- [Task details]: Each record needs to be echoed exactly; can you do that?

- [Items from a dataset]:
>>

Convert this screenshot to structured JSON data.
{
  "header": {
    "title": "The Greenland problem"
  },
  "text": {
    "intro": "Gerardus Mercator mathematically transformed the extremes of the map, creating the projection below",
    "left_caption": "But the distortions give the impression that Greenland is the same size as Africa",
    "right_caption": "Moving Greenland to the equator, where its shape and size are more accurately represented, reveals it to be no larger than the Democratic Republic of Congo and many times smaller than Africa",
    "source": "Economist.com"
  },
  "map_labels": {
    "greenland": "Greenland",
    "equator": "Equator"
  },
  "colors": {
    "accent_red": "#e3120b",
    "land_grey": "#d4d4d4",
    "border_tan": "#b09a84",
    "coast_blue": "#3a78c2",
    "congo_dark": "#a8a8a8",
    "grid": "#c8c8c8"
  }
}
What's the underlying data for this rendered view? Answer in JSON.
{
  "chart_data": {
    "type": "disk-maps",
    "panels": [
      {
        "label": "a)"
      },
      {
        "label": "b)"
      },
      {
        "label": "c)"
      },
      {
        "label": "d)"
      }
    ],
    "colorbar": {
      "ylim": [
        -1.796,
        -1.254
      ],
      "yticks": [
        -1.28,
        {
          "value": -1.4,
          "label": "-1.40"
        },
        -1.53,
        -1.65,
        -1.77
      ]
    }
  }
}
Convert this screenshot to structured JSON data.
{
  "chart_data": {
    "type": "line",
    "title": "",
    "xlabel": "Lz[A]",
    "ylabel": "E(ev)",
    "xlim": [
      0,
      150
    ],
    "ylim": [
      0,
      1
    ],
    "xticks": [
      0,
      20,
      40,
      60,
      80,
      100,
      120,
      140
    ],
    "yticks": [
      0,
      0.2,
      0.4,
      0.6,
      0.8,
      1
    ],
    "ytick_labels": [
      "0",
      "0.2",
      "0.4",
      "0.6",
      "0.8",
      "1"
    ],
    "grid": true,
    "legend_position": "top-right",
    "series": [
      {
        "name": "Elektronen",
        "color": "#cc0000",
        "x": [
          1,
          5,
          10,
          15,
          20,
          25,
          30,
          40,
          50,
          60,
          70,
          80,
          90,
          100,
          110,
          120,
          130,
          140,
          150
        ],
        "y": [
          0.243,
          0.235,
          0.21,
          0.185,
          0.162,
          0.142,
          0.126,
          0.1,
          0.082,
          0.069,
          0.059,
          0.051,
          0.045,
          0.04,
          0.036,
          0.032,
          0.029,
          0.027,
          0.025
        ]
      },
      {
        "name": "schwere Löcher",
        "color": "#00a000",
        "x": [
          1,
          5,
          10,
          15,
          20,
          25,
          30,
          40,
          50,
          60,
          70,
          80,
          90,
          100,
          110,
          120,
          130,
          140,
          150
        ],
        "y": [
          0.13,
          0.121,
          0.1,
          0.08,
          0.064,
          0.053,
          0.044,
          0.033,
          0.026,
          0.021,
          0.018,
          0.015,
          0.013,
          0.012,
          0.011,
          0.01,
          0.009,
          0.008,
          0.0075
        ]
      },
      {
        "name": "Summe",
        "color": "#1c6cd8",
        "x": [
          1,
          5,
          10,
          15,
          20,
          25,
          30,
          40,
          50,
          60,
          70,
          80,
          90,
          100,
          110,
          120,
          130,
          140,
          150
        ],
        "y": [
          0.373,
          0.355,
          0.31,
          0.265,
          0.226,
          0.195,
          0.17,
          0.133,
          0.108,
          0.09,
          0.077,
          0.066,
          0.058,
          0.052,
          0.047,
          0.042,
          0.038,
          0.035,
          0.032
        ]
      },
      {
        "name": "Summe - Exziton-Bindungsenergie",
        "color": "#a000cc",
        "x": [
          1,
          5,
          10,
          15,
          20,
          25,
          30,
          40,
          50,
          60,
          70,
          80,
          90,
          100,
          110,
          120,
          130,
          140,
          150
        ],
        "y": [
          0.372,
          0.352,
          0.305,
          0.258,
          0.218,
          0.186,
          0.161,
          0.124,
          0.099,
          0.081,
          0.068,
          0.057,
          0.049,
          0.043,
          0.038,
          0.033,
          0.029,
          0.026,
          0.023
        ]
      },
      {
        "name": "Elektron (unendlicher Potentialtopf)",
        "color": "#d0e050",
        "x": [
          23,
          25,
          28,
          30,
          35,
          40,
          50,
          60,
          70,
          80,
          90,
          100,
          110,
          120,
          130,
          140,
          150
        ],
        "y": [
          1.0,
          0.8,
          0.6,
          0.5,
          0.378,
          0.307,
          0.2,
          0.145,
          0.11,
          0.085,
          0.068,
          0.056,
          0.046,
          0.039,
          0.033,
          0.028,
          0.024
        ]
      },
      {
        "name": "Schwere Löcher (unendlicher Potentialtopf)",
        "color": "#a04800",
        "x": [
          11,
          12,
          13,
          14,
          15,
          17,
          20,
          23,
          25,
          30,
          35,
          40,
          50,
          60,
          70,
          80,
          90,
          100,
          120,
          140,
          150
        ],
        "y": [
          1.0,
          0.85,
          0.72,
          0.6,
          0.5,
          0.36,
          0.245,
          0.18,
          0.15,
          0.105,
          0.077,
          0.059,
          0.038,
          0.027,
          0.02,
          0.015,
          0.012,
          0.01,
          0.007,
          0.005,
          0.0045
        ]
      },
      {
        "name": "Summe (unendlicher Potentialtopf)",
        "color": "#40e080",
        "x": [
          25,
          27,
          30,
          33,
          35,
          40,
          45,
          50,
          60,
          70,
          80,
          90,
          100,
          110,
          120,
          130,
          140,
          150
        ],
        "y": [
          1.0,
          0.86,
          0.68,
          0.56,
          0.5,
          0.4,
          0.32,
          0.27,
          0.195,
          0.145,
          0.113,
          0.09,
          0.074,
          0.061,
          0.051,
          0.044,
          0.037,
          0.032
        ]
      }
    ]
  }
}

<<

- [Final result]:
Convert this screenshot to structured JSON data.
{
  "header": {
    "title": "The Greenland problem"
  },
  "text": {
    "intro": "Gerardus Mercator mathematically transformed the extremes of the map, creating the projection below",
    "left_caption": "But the distortions give the impression that Greenland is the same size as Africa",
    "right_caption": "Moving Greenland to the equator, where its shape and size are more accurately represented, reveals it to be no larger than the Democratic Republic of Congo and many times smaller than Africa",
    "source": "Economist.com"
  },
  "map_labels": {
    "greenland": "Greenland",
    "equator": "Equator"
  },
  "colors": {
    "accent_red": "#e3120b",
    "land_grey": "#d4d4d4",
    "border_tan": "#b09a84",
    "coast_blue": "#3a78c2",
    "congo_dark": "#a8a8a8",
    "grid": "#c8c8c8"
  }
}
What's the underlying data for this rendered view? Answer in JSON.
{
  "chart_data": {
    "type": "disk-maps",
    "panels": [
      {
        "label": "a)"
      },
      {
        "label": "b)"
      },
      {
        "label": "c)"
      },
      {
        "label": "d)"
      }
    ],
    "colorbar": {
      "ylim": [
        -1.796,
        -1.254
      ],
      "yticks": [
        -1.28,
        {
          "value": -1.4,
          "label": "-1.40"
        },
        -1.53,
        -1.65,
        -1.77
      ]
    }
  }
}
Convert this screenshot to structured JSON data.
{
  "chart_data": {
    "type": "line",
    "title": "",
    "xlabel": "Lz[A]",
    "ylabel": "E(ev)",
    "xlim": [
      0,
      150
    ],
    "ylim": [
      0,
      1
    ],
    "xticks": [
      0,
      20,
      40,
      60,
      80,
      100,
      120,
      140
    ],
    "yticks": [
      0,
      0.2,
      0.4,
      0.6,
      0.8,
      1
    ],
    "ytick_labels": [
      "0",
      "0.2",
      "0.4",
      "0.6",
      "0.8",
      "1"
    ],
    "grid": true,
    "legend_position": "top-right",
    "series": [
      {
        "name": "Elektronen",
        "color": "#cc0000",
        "x": [
          1,
          5,
          10,
          15,
          20,
          25,
          30,
          40,
          50,
          60,
          70,
          80,
          90,
          100,
          110,
          120,
          130,
          140,
          150
        ],
        "y": [
          0.243,
          0.235,
          0.21,
          0.185,
          0.162,
          0.142,
          0.126,
          0.1,
          0.082,
          0.069,
          0.059,
          0.051,
          0.045,
          0.04,
          0.036,
          0.032,
          0.029,
          0.027,
          0.025
        ]
      },
      {
        "name": "schwere Löcher",
        "color": "#00a000",
        "x": [
          1,
          5,
          10,
          15,
          20,
          25,
          30,
          40,
          50,
          60,
          70,
          80,
          90,
          100,
          110,
          120,
          130,
          140,
          150
        ],
        "y": [
          0.13,
          0.121,
          0.1,
          0.08,
          0.064,
          0.053,
          0.044,
          0.033,
          0.026,
          0.021,
          0.018,
          0.015,
          0.013,
          0.012,
          0.011,
          0.01,
          0.009,
          0.008,
          0.0075
        ]
      },
      {
        "name": "Summe",
        "color": "#1c6cd8",
        "x": [
          1,
          5,
          10,
          15,
          20,
          25,
          30,
          40,
          50,
          60,
          70,
          80,
          90,
          100,
          110,
          120,
          130,
          140,
          150
        ],
        "y": [
          0.373,
          0.355,
          0.31,
          0.265,
          0.226,
          0.195,
          0.17,
          0.133,
          0.108,
          0.09,
          0.077,
          0.066,
          0.058,
          0.052,
          0.047,
          0.042,
          0.038,
          0.035,
          0.032
        ]
      },
      {
        "name": "Summe - Exziton-Bindungsenergie",
        "color": "#a000cc",
        "x": [
          1,
          5,
          10,
          15,
          20,
          25,
          30,
          40,
          50,
          60,
          70,
          80,
          90,
          100,
          110,
          120,
          130,
          140,
          150
        ],
        "y": [
          0.372,
          0.352,
          0.305,
          0.258,
          0.218,
          0.186,
          0.161,
          0.124,
          0.099,
          0.081,
          0.068,
          0.057,
          0.049,
          0.043,
          0.038,
          0.033,
          0.029,
          0.026,
          0.023
        ]
      },
      {
        "name": "Elektron (unendlicher Potentialtopf)",
        "color": "#d0e050",
        "x": [
          23,
          25,
          28,
          30,
          35,
          40,
          50,
          60,
          70,
          80,
          90,
          100,
          110,
          120,
          130,
          140,
          150
        ],
        "y": [
          1.0,
          0.8,
          0.6,
          0.5,
          0.378,
          0.307,
          0.2,
          0.145,
          0.11,
          0.085,
          0.068,
          0.056,
          0.046,
          0.039,
          0.033,
          0.028,
          0.024
        ]
      },
      {
        "name": "Schwere Löcher (unendlicher Potentialtopf)",
        "color": "#a04800",
        "x": [
          11,
          12,
          13,
          14,
          15,
          17,
          20,
          23,
          25,
          30,
          35,
          40,
          50,
          60,
          70,
          80,
          90,
          100,
          120,
          140,
          150
        ],
        "y": [
          1.0,
          0.85,
          0.72,
          0.6,
          0.5,
          0.36,
          0.245,
          0.18,
          0.15,
          0.105,
          0.077,
          0.059,
          0.038,
          0.027,
          0.02,
          0.015,
          0.012,
          0.01,
          0.007,
          0.005,
          0.0045
        ]
      },
      {
        "name": "Summe (unendlicher Potentialtopf)",
        "color": "#40e080",
        "x": [
          25,
          27,
          30,
          33,
          35,
          40,
          45,
          50,
          60,
          70,
          80,
          90,
          100,
          110,
          120,
          130,
          140,
          150
        ],
        "y": [
          1.0,
          0.86,
          0.68,
          0.56,
          0.5,
          0.4,
          0.32,
          0.27,
          0.195,
          0.145,
          0.113,
          0.09,
          0.074,
          0.061,
          0.051,
          0.044,
          0.037,
          0.032
        ]
      }
    ]
  }
}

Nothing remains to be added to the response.